Objective: Collect all lines from the listing that include the string "fruta".

Source material:
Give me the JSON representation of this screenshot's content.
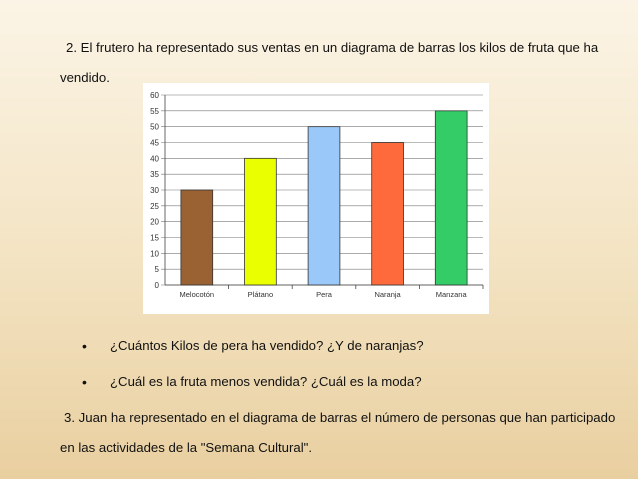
{
  "paragraphs": {
    "p1": "2. El frutero ha representado sus ventas en un diagrama de barras los kilos de fruta que ha vendido.",
    "p3": "3. Juan ha representado en el diagrama de barras el número de personas que han participado en las actividades de la \"Semana Cultural\"."
  },
  "bullets": [
    "¿Cuántos Kilos de pera ha vendido? ¿Y de naranjas?",
    "¿Cuál es la fruta menos vendida? ¿Cuál es la moda?"
  ],
  "bullet_glyph": "•",
  "chart_data": {
    "type": "bar",
    "categories": [
      "Melocotón",
      "Plátano",
      "Pera",
      "Naranja",
      "Manzana"
    ],
    "values": [
      30,
      40,
      50,
      45,
      55
    ],
    "colors": [
      "#9a6232",
      "#eaff00",
      "#9ac8f8",
      "#ff6a3c",
      "#33cc66"
    ],
    "ylim": [
      0,
      60
    ],
    "yticks": [
      "0",
      "5",
      "10",
      "15",
      "20",
      "25",
      "30",
      "35",
      "40",
      "45",
      "50",
      "55",
      "60"
    ],
    "grid": true,
    "title": "",
    "xlabel": "",
    "ylabel": ""
  }
}
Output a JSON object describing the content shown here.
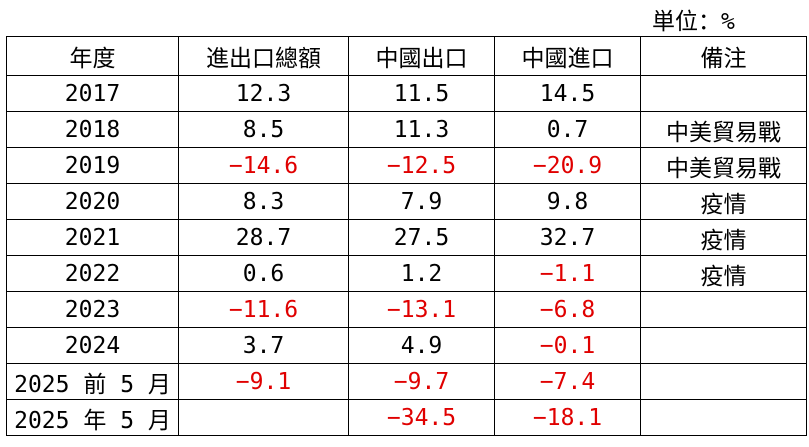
{
  "unit": "単位：%",
  "table": {
    "header": [
      "年度",
      "進出口總額",
      "中國出口",
      "中國進口",
      "備注"
    ],
    "rows": [
      [
        "2017",
        "12.3",
        "11.5",
        "14.5",
        null
      ],
      [
        "2018",
        "8.5",
        "11.3",
        "0.7",
        "中美貿易戰"
      ],
      [
        "2019",
        "−14.6",
        "−12.5",
        "−20.9",
        "中美貿易戰"
      ],
      [
        "2020",
        "8.3",
        "7.9",
        "9.8",
        "疫情"
      ],
      [
        "2021",
        "28.7",
        "27.5",
        "32.7",
        "疫情"
      ],
      [
        "2022",
        "0.6",
        "1.2",
        "−1.1",
        "疫情"
      ],
      [
        "2023",
        "−11.6",
        "−13.1",
        "−6.8",
        null
      ],
      [
        "2024",
        "3.7",
        "4.9",
        "−0.1",
        null
      ],
      [
        "2025 前 5 月",
        "−9.1",
        "−9.7",
        "−7.4",
        null
      ],
      [
        "2025 年 5 月",
        null,
        "−34.5",
        "−18.1",
        null
      ]
    ]
  }
}
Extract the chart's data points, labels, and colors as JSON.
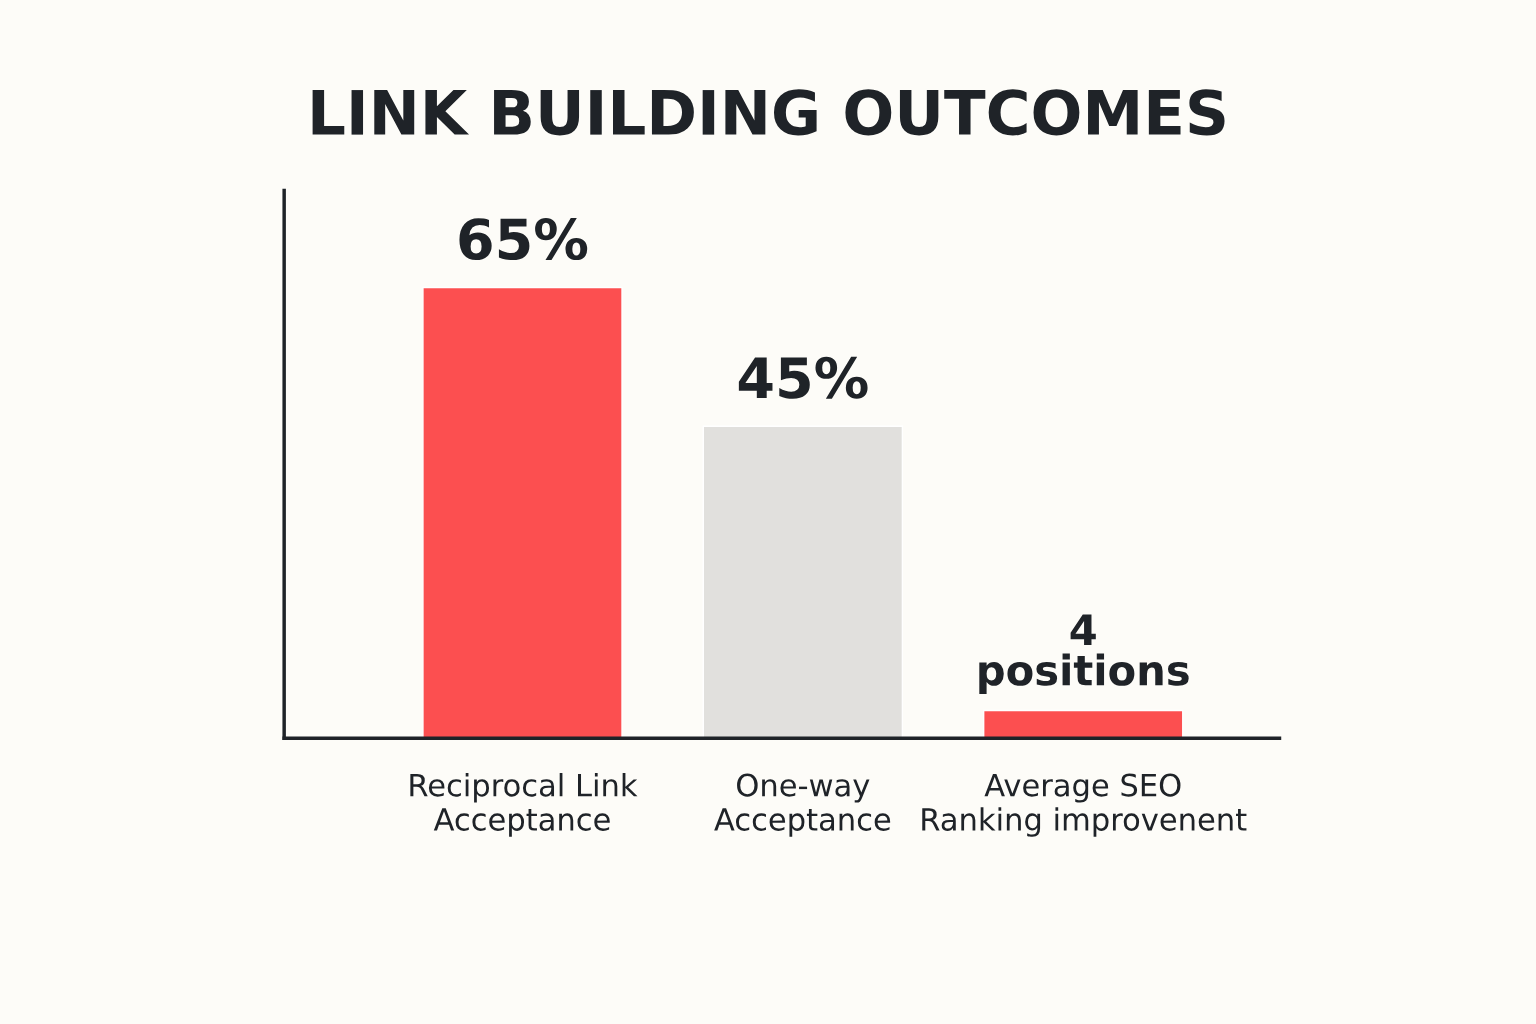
{
  "chart_data": {
    "type": "bar",
    "title": "LINK BUILDING OUTCOMES",
    "categories": [
      "Reciprocal Link\nAcceptance",
      "One-way\nAcceptance",
      "Average SEO\nRanking improvenent"
    ],
    "values": [
      65,
      45,
      4
    ],
    "colors": [
      "#fc4f50",
      "#e1e0dd",
      "#fc4f50"
    ],
    "value_labels": [
      "65%",
      "45%",
      "4\npositions"
    ],
    "ylim": [
      0,
      79
    ],
    "grid": false,
    "legend": false
  }
}
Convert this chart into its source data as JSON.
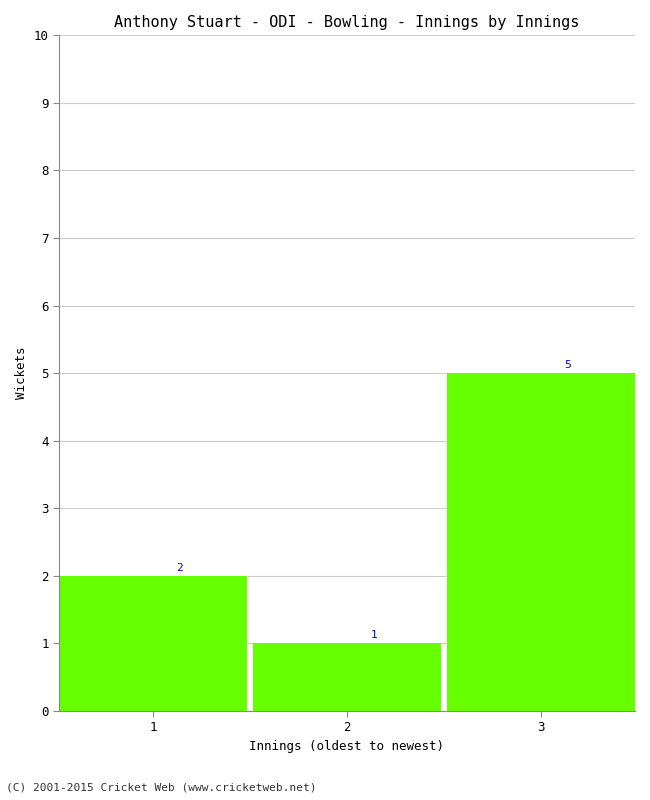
{
  "title": "Anthony Stuart - ODI - Bowling - Innings by Innings",
  "xlabel": "Innings (oldest to newest)",
  "ylabel": "Wickets",
  "innings": [
    1,
    2,
    3
  ],
  "wickets": [
    2,
    1,
    5
  ],
  "bar_color": "#66ff00",
  "annotation_color": "#0000cc",
  "ylim": [
    0,
    10
  ],
  "yticks": [
    0,
    1,
    2,
    3,
    4,
    5,
    6,
    7,
    8,
    9,
    10
  ],
  "xticks": [
    1,
    2,
    3
  ],
  "background_color": "#ffffff",
  "footer": "(C) 2001-2015 Cricket Web (www.cricketweb.net)",
  "title_fontsize": 11,
  "label_fontsize": 9,
  "annotation_fontsize": 8,
  "footer_fontsize": 8,
  "bar_width": 0.97
}
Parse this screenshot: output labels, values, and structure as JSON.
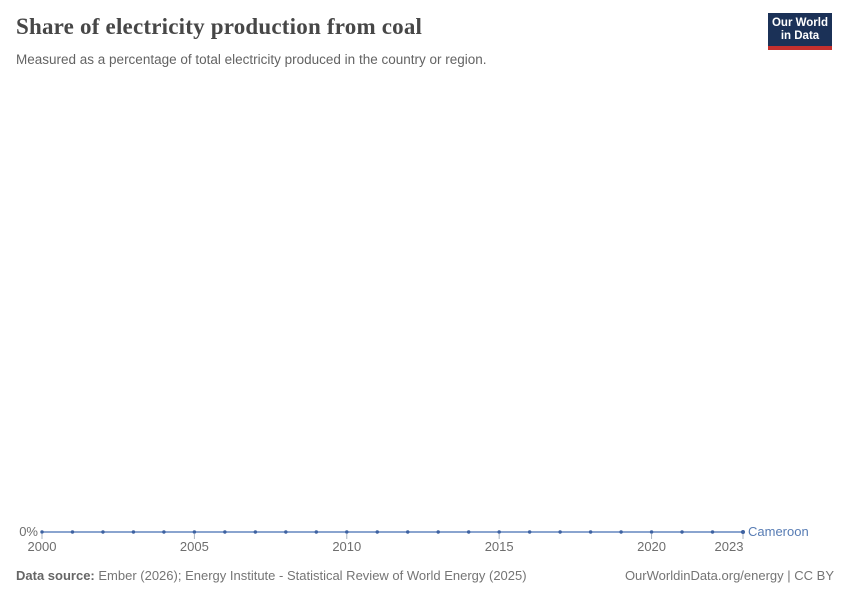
{
  "header": {
    "title": "Share of electricity production from coal",
    "subtitle": "Measured as a percentage of total electricity produced in the country or region.",
    "logo": {
      "line1": "Our World",
      "line2": "in Data",
      "bg_color": "#1B3157",
      "stripe_color": "#C5302E"
    }
  },
  "chart_data": {
    "type": "line",
    "title": "Share of electricity production from coal",
    "subtitle": "Measured as a percentage of total electricity produced in the country or region.",
    "x": [
      2000,
      2001,
      2002,
      2003,
      2004,
      2005,
      2006,
      2007,
      2008,
      2009,
      2010,
      2011,
      2012,
      2013,
      2014,
      2015,
      2016,
      2017,
      2018,
      2019,
      2020,
      2021,
      2022,
      2023
    ],
    "series": [
      {
        "name": "Cameroon",
        "values": [
          0,
          0,
          0,
          0,
          0,
          0,
          0,
          0,
          0,
          0,
          0,
          0,
          0,
          0,
          0,
          0,
          0,
          0,
          0,
          0,
          0,
          0,
          0,
          0
        ]
      }
    ],
    "x_ticks": [
      2000,
      2005,
      2010,
      2015,
      2020,
      2023
    ],
    "y_axis": {
      "tick_label": "0%",
      "unit": "%"
    },
    "grid": false,
    "legend_position": "end-of-line",
    "colors": {
      "line": "#8AA4CF",
      "dot": "#3E62A1",
      "entity_label": "#577CB4",
      "axis_text": "#6e6e6e",
      "tick": "#A9B3BF"
    }
  },
  "footer": {
    "datasource_label": "Data source:",
    "datasource_text": " Ember (2026); Energy Institute - Statistical Review of World Energy (2025)",
    "credit": "OurWorldinData.org/energy | CC BY"
  }
}
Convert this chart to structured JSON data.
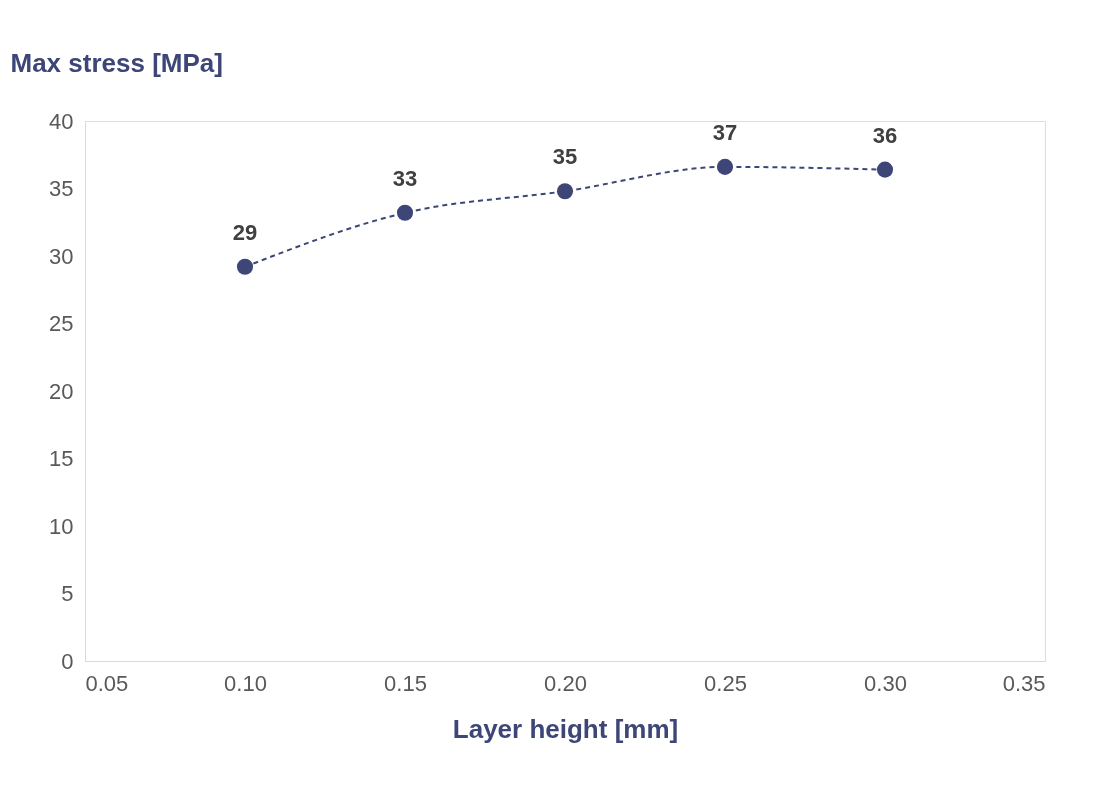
{
  "chart_data": {
    "type": "line",
    "ylabel": "Max stress [MPa]",
    "xlabel": "Layer height [mm]",
    "x": [
      0.1,
      0.15,
      0.2,
      0.25,
      0.3
    ],
    "series": [
      {
        "color": "#3d4677",
        "values": [
          29.2,
          33.2,
          34.8,
          36.6,
          36.4
        ],
        "value_labels": [
          "29",
          "33",
          "35",
          "37",
          "36"
        ]
      }
    ],
    "xlim": [
      0.05,
      0.35
    ],
    "xticks": [
      {
        "value": 0.05,
        "label": "0.05"
      },
      {
        "value": 0.1,
        "label": "0.10"
      },
      {
        "value": 0.15,
        "label": "0.15"
      },
      {
        "value": 0.2,
        "label": "0.20"
      },
      {
        "value": 0.25,
        "label": "0.25"
      },
      {
        "value": 0.3,
        "label": "0.30"
      },
      {
        "value": 0.35,
        "label": "0.35"
      }
    ],
    "ylim": [
      0,
      40
    ],
    "yticks": [
      0,
      5,
      10,
      15,
      20,
      25,
      30,
      35,
      40
    ],
    "grid": false,
    "marker": "circle",
    "line_style": "dashed"
  }
}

Answer:
    "p1": "2. El frutero ha representado sus ventas en un diagrama de barras los kilos de fruta que ha vendido.",
    "¿Cuál es la fruta menos vendida? ¿Cuál es la moda?"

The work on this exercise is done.